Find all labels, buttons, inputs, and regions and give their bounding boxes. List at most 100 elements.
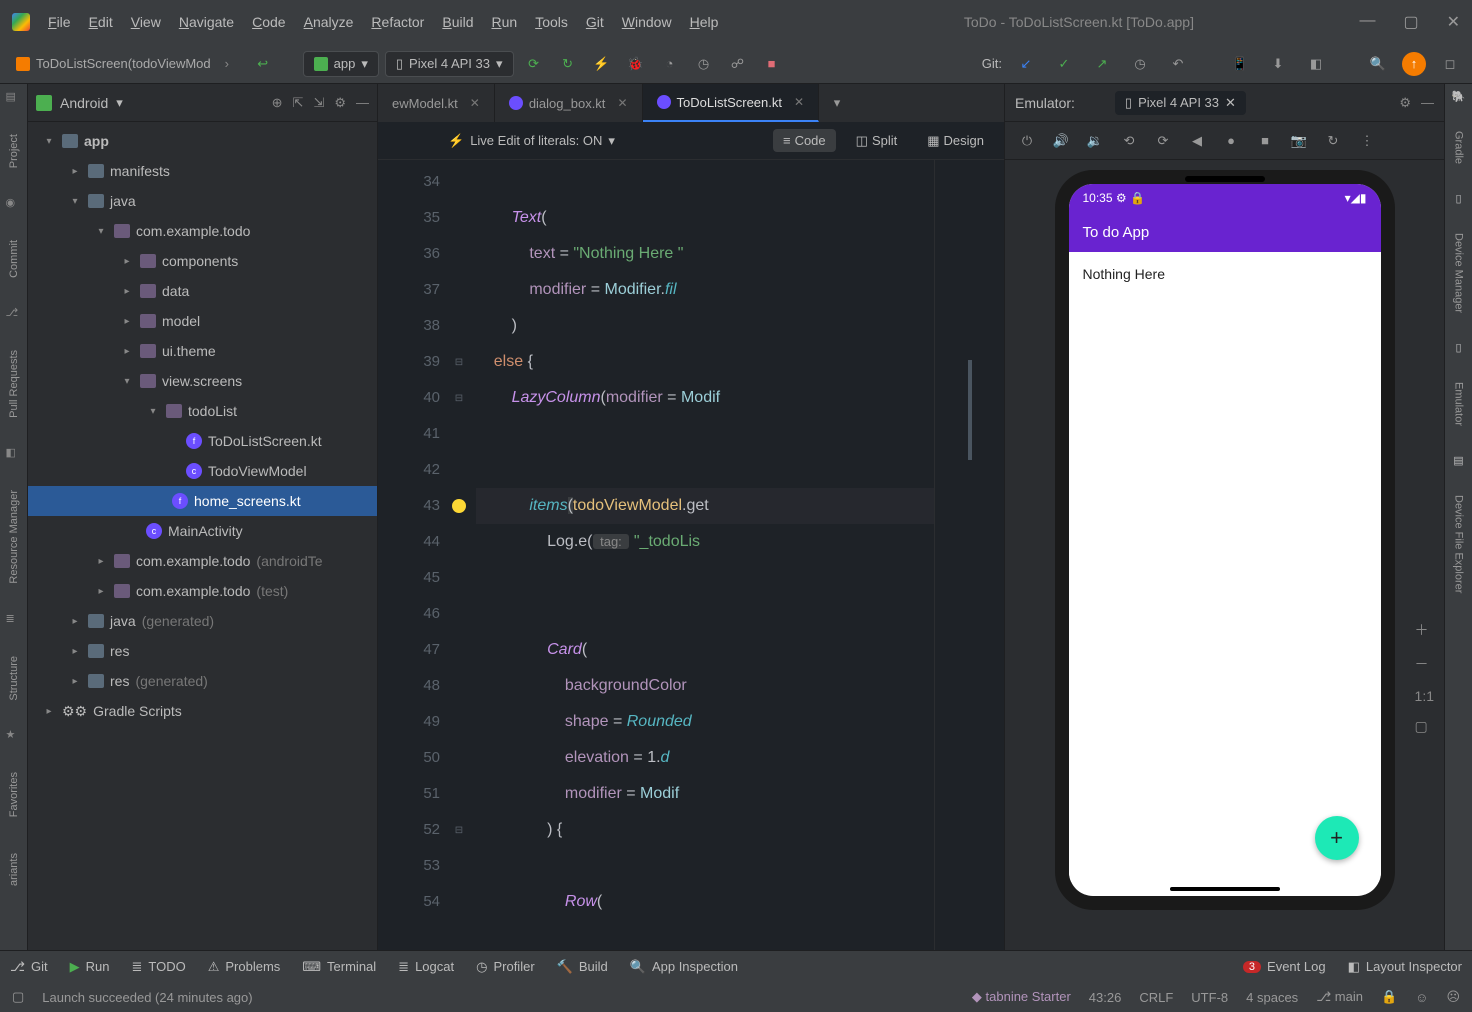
tw-profiler[interactable]: ◷Profiler (476, 959, 535, 975)
minimap[interactable] (934, 160, 1004, 950)
tw-structure[interactable]: Structure (8, 648, 20, 709)
rotate-right-icon[interactable]: ⟳ (1153, 131, 1173, 151)
indent-config[interactable]: 4 spaces (1246, 990, 1298, 1005)
tree-file-home-screens[interactable]: fhome_screens.kt (28, 486, 377, 516)
git-push-icon[interactable]: ↗ (1088, 50, 1116, 78)
file-explorer-icon[interactable]: ▤ (1453, 454, 1463, 467)
tree-ui-theme[interactable]: ▸ui.theme (28, 336, 377, 366)
code-content[interactable]: Text( text = "Nothing Here " modifier = … (468, 160, 934, 950)
zoom-in-icon[interactable]: ＋ (1415, 620, 1434, 640)
user-icon[interactable]: ◻ (1436, 50, 1464, 78)
project-tool-icon[interactable]: ▤ (6, 90, 22, 106)
tw-terminal[interactable]: ⌨Terminal (302, 959, 376, 975)
tw-app-inspection[interactable]: 🔍App Inspection (630, 959, 738, 975)
project-view-selector[interactable]: Android (60, 95, 108, 111)
tw-build[interactable]: 🔨Build (557, 959, 608, 975)
tree-java-generated[interactable]: ▸java (generated) (28, 606, 377, 636)
nav-breadcrumb[interactable]: ToDoListScreen(todoViewMod (8, 52, 219, 75)
stop-icon[interactable]: ■ (758, 50, 786, 78)
settings-icon[interactable]: ↑ (1402, 52, 1426, 76)
tree-res-generated[interactable]: ▸res (generated) (28, 666, 377, 696)
tw-emulator[interactable]: Emulator (1453, 374, 1465, 434)
target-icon[interactable]: ⊕ (272, 95, 283, 111)
volume-up-icon[interactable]: 🔊 (1051, 131, 1071, 151)
menu-edit[interactable]: Edit (89, 14, 113, 30)
tabs-overflow-icon[interactable]: ▾ (819, 84, 855, 122)
mode-design[interactable]: ▦ Design (917, 129, 994, 153)
caret-position[interactable]: 43:26 (1089, 990, 1122, 1005)
chevron-down-icon[interactable]: ▾ (116, 95, 123, 111)
tree-components[interactable]: ▸components (28, 246, 377, 276)
tabnine-widget[interactable]: ◆ tabnine Starter (972, 989, 1071, 1005)
volume-down-icon[interactable]: 🔉 (1085, 131, 1105, 151)
power-icon[interactable]: ⏻ (1017, 131, 1037, 151)
back-arrow-icon[interactable]: ↩ (249, 50, 277, 78)
line-separator[interactable]: CRLF (1139, 990, 1173, 1005)
breadcrumb-dropdown-icon[interactable]: › (225, 56, 243, 71)
run-icon[interactable]: ⟳ (520, 50, 548, 78)
menu-tools[interactable]: Tools (535, 14, 568, 30)
avd-manager-icon[interactable]: 📱 (1226, 50, 1254, 78)
apply-changes-icon[interactable]: ⚡ (588, 50, 616, 78)
tw-problems[interactable]: ⚠Problems (208, 959, 281, 975)
tree-todolist[interactable]: ▾todoList (28, 396, 377, 426)
tw-resource-manager[interactable]: Resource Manager (8, 482, 20, 592)
memory-icon[interactable]: ☺ (1415, 990, 1428, 1005)
zoom-11-icon[interactable]: 1:1 (1415, 688, 1434, 704)
resource-manager-icon[interactable]: ◧ (1302, 50, 1330, 78)
tw-variants[interactable]: ariants (8, 845, 20, 894)
back-icon[interactable]: ◀ (1187, 131, 1207, 151)
menu-view[interactable]: View (131, 14, 161, 30)
git-rollback-icon[interactable]: ↶ (1164, 50, 1192, 78)
phone-screen[interactable]: 10:35 ⚙ 🔒 ▾◢▮ To do App Nothing Here + (1069, 184, 1381, 896)
overview-icon[interactable]: ■ (1255, 131, 1275, 151)
menu-analyze[interactable]: Analyze (304, 14, 354, 30)
fold-icon[interactable]: ⊟ (450, 380, 468, 416)
close-tab-icon[interactable]: ✕ (470, 96, 480, 110)
tree-package[interactable]: ▾com.example.todo (28, 216, 377, 246)
tree-app[interactable]: ▾app (28, 126, 377, 156)
screenshot-icon[interactable]: 📷 (1289, 131, 1309, 151)
coverage-icon[interactable]: ◔ (656, 50, 684, 78)
menu-run[interactable]: Run (491, 14, 517, 30)
close-tab-icon[interactable]: ✕ (794, 95, 804, 109)
zoom-out-icon[interactable]: － (1415, 654, 1434, 674)
live-edit-toggle[interactable]: ⚡ Live Edit of literals: ON ▾ (448, 133, 615, 149)
debug-icon[interactable]: 🐞 (622, 50, 650, 78)
git-commit-icon[interactable]: ✓ (1050, 50, 1078, 78)
emulator-device-tab[interactable]: ▯ Pixel 4 API 33 ✕ (1115, 91, 1246, 115)
fold-icon[interactable]: ⊟ (450, 812, 468, 848)
tw-gradle[interactable]: Gradle (1453, 123, 1465, 172)
maximize-icon[interactable]: ▢ (1403, 12, 1418, 32)
sdk-manager-icon[interactable]: ⬇ (1264, 50, 1292, 78)
tree-model[interactable]: ▸model (28, 306, 377, 336)
reload-icon[interactable]: ↻ (1323, 131, 1343, 151)
git-branch[interactable]: ⎇ main (1316, 989, 1363, 1005)
tree-file-todoviewmodel[interactable]: cTodoViewModel (28, 456, 377, 486)
fold-icon[interactable]: ⊟ (450, 344, 468, 380)
menu-file[interactable]: File (48, 14, 71, 30)
zoom-fit-icon[interactable]: ▢ (1415, 718, 1434, 735)
expand-icon[interactable]: ⇱ (293, 95, 304, 111)
tw-device-file-explorer[interactable]: Device File Explorer (1453, 487, 1465, 601)
lock-icon[interactable]: 🔒 (1381, 989, 1397, 1005)
file-encoding[interactable]: UTF-8 (1191, 990, 1228, 1005)
tree-view-screens[interactable]: ▾view.screens (28, 366, 377, 396)
device-selector[interactable]: ▯ Pixel 4 API 33 ▾ (385, 51, 514, 77)
phone-fab-add[interactable]: + (1315, 816, 1359, 860)
hide-icon[interactable]: — (356, 95, 369, 111)
tw-run[interactable]: ▶Run (70, 959, 110, 975)
tab-viewmodel[interactable]: ewModel.kt✕ (378, 84, 495, 122)
tree-manifests[interactable]: ▸manifests (28, 156, 377, 186)
close-icon[interactable]: ✕ (1447, 12, 1460, 32)
menu-navigate[interactable]: Navigate (179, 14, 234, 30)
close-icon[interactable]: ✕ (1225, 95, 1236, 111)
tw-logcat[interactable]: ≣Logcat (398, 959, 454, 975)
collapse-icon[interactable]: ⇲ (313, 95, 324, 111)
menu-code[interactable]: Code (252, 14, 285, 30)
menu-refactor[interactable]: Refactor (371, 14, 424, 30)
bulb-icon[interactable] (452, 499, 466, 513)
gradle-tool-icon[interactable]: 🐘 (1452, 90, 1466, 103)
minimize-icon[interactable]: — (1359, 12, 1375, 32)
tree-res[interactable]: ▸res (28, 636, 377, 666)
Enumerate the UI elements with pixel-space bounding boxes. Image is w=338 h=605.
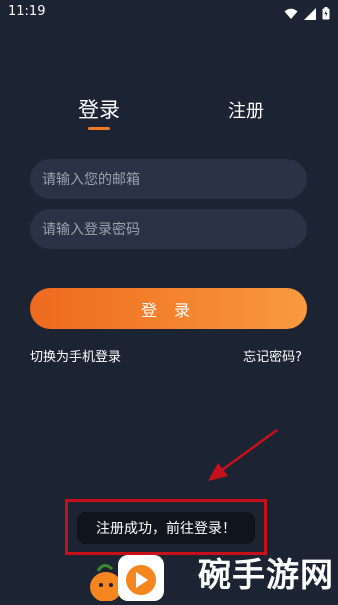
watermark-text: 碗手游网 bbox=[198, 555, 334, 594]
toast-text: 注册成功，前往登录！ bbox=[96, 521, 236, 537]
toast-message: 注册成功，前往登录！ bbox=[77, 512, 255, 544]
watermark-logo-icon bbox=[84, 545, 168, 605]
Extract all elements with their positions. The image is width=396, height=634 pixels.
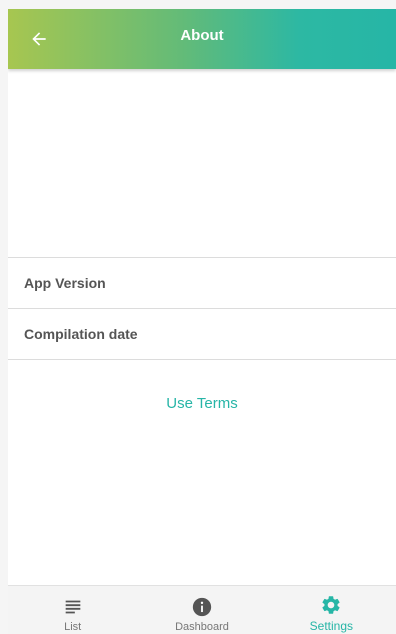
nav-label-list: List [64, 621, 82, 633]
nav-label-settings: Settings [309, 619, 353, 633]
compilation-date-label: Compilation date [24, 326, 138, 342]
compilation-date-row[interactable]: Compilation date [8, 308, 396, 360]
info-list: App Version Compilation date [8, 257, 396, 360]
about-screen: About App Version Compilation date Use T… [8, 9, 396, 634]
nav-item-list[interactable]: List [8, 586, 137, 634]
page-title: About [180, 27, 224, 44]
nav-item-settings[interactable]: Settings [267, 586, 396, 634]
info-icon [192, 597, 212, 617]
nav-label-dashboard: Dashboard [175, 621, 229, 633]
list-icon [65, 600, 80, 614]
app-bar: About [8, 9, 396, 69]
gear-icon [322, 596, 340, 614]
app-version-row[interactable]: App Version [8, 257, 396, 308]
nav-item-dashboard[interactable]: Dashboard [137, 586, 266, 634]
use-terms-link[interactable]: Use Terms [8, 395, 396, 412]
app-version-label: App Version [24, 275, 106, 291]
bottom-navigation: List Dashboard Settings [8, 585, 396, 634]
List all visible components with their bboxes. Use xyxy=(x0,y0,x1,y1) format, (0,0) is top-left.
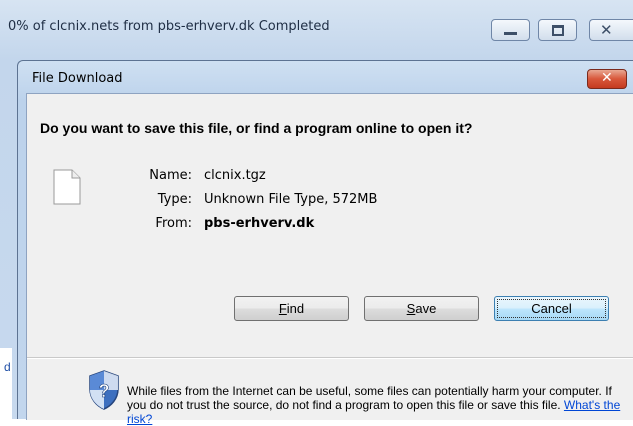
dialog-close-button[interactable]: ✕ xyxy=(587,69,627,89)
save-button-label: Save xyxy=(406,301,437,316)
file-name-value: clcnix.tgz xyxy=(204,168,266,183)
separator xyxy=(27,357,633,359)
from-label: From: xyxy=(155,216,192,231)
close-icon: ✕ xyxy=(601,70,613,86)
maximize-button[interactable] xyxy=(538,19,577,41)
name-label: Name: xyxy=(149,168,192,183)
dialog-client-area: Do you want to save this file, or find a… xyxy=(26,93,633,426)
file-from-value: pbs-erhverv.dk xyxy=(204,216,315,231)
svg-text:?: ? xyxy=(99,381,110,401)
progress-window-body xyxy=(0,348,12,419)
file-type-value: Unknown File Type, 572MB xyxy=(204,192,378,207)
warning-text: While files from the Internet can be use… xyxy=(127,384,612,412)
shield-icon: ? xyxy=(89,370,119,410)
save-button[interactable]: Save xyxy=(364,296,479,321)
find-button[interactable]: Find xyxy=(234,296,349,321)
progress-close-button[interactable]: ✕ xyxy=(589,19,633,41)
warning-message: While files from the Internet can be use… xyxy=(127,384,632,426)
type-label: Type: xyxy=(157,192,192,207)
minimize-icon xyxy=(504,32,517,35)
close-icon: ✕ xyxy=(600,21,613,39)
focus-rect xyxy=(497,299,606,318)
file-icon xyxy=(53,169,81,205)
dialog-title: File Download xyxy=(32,71,123,86)
progress-window-title: 0% of clcnix.nets from pbs-erhverv.dk Co… xyxy=(8,19,330,34)
cancel-button[interactable]: Cancel xyxy=(494,296,609,321)
minimize-button[interactable] xyxy=(491,19,530,41)
maximize-icon xyxy=(552,25,564,36)
progress-window-text: d xyxy=(4,360,11,374)
file-download-dialog: File Download ✕ Do you want to save this… xyxy=(17,60,633,426)
find-button-label: Find xyxy=(278,301,305,316)
dialog-question: Do you want to save this file, or find a… xyxy=(40,120,473,136)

# [DO THIS]
Update the entries starting at the line containing "tw-profiler[interactable]: ◷Profiler (476, 959, 535, 975)" and ending at the line containing "52, 219, 75)". Swap "generated" for "derived" and leave all other text unchanged.

# [TASK ANSWER]
tw-profiler[interactable]: ◷Profiler (476, 959, 535, 975)
minimap[interactable] (934, 160, 1004, 950)
tw-structure[interactable]: Structure (8, 648, 20, 709)
rotate-right-icon[interactable]: ⟳ (1153, 131, 1173, 151)
indent-config[interactable]: 4 spaces (1246, 990, 1298, 1005)
tree-file-home-screens[interactable]: fhome_screens.kt (28, 486, 377, 516)
git-push-icon[interactable]: ↗ (1088, 50, 1116, 78)
file-explorer-icon[interactable]: ▤ (1453, 454, 1463, 467)
tree-ui-theme[interactable]: ▸ui.theme (28, 336, 377, 366)
code-content[interactable]: Text( text = "Nothing Here " modifier = … (468, 160, 934, 950)
zoom-in-icon[interactable]: ＋ (1415, 620, 1434, 640)
user-icon[interactable]: ◻ (1436, 50, 1464, 78)
project-tool-icon[interactable]: ▤ (6, 90, 22, 106)
tw-terminal[interactable]: ⌨Terminal (302, 959, 376, 975)
tw-app-inspection[interactable]: 🔍App Inspection (630, 959, 738, 975)
project-view-selector[interactable]: Android (60, 95, 108, 111)
tw-build[interactable]: 🔨Build (557, 959, 608, 975)
tree-java-derived[interactable]: ▸java (derived) (28, 606, 377, 636)
nav-breadcrumb[interactable]: ToDoListScreen(todoViewMod (8, 52, 219, 75)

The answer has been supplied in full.